*Material provided:*
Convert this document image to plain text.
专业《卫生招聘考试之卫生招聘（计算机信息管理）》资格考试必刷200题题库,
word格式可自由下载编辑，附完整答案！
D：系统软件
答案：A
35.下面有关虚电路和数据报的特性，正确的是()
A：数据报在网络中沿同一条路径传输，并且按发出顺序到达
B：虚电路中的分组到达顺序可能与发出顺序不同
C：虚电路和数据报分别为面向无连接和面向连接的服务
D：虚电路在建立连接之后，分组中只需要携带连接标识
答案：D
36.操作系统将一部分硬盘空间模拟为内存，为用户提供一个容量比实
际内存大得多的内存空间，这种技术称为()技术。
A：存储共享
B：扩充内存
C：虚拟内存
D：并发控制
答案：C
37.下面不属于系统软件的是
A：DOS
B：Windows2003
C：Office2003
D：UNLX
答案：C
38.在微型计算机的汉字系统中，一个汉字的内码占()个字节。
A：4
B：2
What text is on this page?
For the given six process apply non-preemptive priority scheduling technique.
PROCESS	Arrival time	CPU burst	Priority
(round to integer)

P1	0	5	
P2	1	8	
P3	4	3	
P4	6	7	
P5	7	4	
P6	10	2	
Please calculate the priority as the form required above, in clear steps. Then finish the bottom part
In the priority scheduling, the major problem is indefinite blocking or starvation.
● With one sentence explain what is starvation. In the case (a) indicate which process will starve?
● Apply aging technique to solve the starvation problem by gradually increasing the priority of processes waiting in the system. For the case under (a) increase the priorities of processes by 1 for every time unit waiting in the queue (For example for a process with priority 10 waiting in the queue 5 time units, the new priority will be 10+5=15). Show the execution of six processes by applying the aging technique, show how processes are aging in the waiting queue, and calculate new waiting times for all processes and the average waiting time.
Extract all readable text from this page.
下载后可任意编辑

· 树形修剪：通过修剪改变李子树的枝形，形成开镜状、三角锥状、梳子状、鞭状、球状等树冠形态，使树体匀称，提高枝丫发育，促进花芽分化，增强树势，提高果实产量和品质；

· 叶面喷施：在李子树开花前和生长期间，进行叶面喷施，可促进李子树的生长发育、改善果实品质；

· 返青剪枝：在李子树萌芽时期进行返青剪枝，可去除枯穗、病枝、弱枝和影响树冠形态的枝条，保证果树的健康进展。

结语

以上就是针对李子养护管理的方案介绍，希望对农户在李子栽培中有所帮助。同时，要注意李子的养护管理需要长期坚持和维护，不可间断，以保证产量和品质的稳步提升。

*Aim:* Exactly reproduce every line found in the records.

*Response to this exercise:*
Convert this document image to plain text.
专业《卫生招聘考试之卫生招聘（计算机信息管理）》资格考试必刷200题题库,
word格式可自由下载编辑，附完整答案！
D：系统软件
答案：A
35.下面有关虚电路和数据报的特性，正确的是()
A：数据报在网络中沿同一条路径传输，并且按发出顺序到达
B：虚电路中的分组到达顺序可能与发出顺序不同
C：虚电路和数据报分别为面向无连接和面向连接的服务
D：虚电路在建立连接之后，分组中只需要携带连接标识
答案：D
36.操作系统将一部分硬盘空间模拟为内存，为用户提供一个容量比实
际内存大得多的内存空间，这种技术称为()技术。
A：存储共享
B：扩充内存
C：虚拟内存
D：并发控制
答案：C
37.下面不属于系统软件的是
A：DOS
B：Windows2003
C：Office2003
D：UNLX
答案：C
38.在微型计算机的汉字系统中，一个汉字的内码占()个字节。
A：4
B：2
What text is on this page?
For the given six process apply non-preemptive priority scheduling technique.
PROCESS	Arrival time	CPU burst	Priority
(round to integer)

P1	0	5	
P2	1	8	
P3	4	3	
P4	6	7	
P5	7	4	
P6	10	2	
Please calculate the priority as the form required above, in clear steps. Then finish the bottom part
In the priority scheduling, the major problem is indefinite blocking or starvation.
● With one sentence explain what is starvation. In the case (a) indicate which process will starve?
● Apply aging technique to solve the starvation problem by gradually increasing the priority of processes waiting in the system. For the case under (a) increase the priorities of processes by 1 for every time unit waiting in the queue (For example for a process with priority 10 waiting in the queue 5 time units, the new priority will be 10+5=15). Show the execution of six processes by applying the aging technique, show how processes are aging in the waiting queue, and calculate new waiting times for all processes and the average waiting time.
Extract all readable text from this page.
下载后可任意编辑

· 树形修剪：通过修剪改变李子树的枝形，形成开镜状、三角锥状、梳子状、鞭状、球状等树冠形态，使树体匀称，提高枝丫发育，促进花芽分化，增强树势，提高果实产量和品质；

· 叶面喷施：在李子树开花前和生长期间，进行叶面喷施，可促进李子树的生长发育、改善果实品质；

· 返青剪枝：在李子树萌芽时期进行返青剪枝，可去除枯穗、病枝、弱枝和影响树冠形态的枝条，保证果树的健康进展。

结语

以上就是针对李子养护管理的方案介绍，希望对农户在李子栽培中有所帮助。同时，要注意李子的养护管理需要长期坚持和维护，不可间断，以保证产量和品质的稳步提升。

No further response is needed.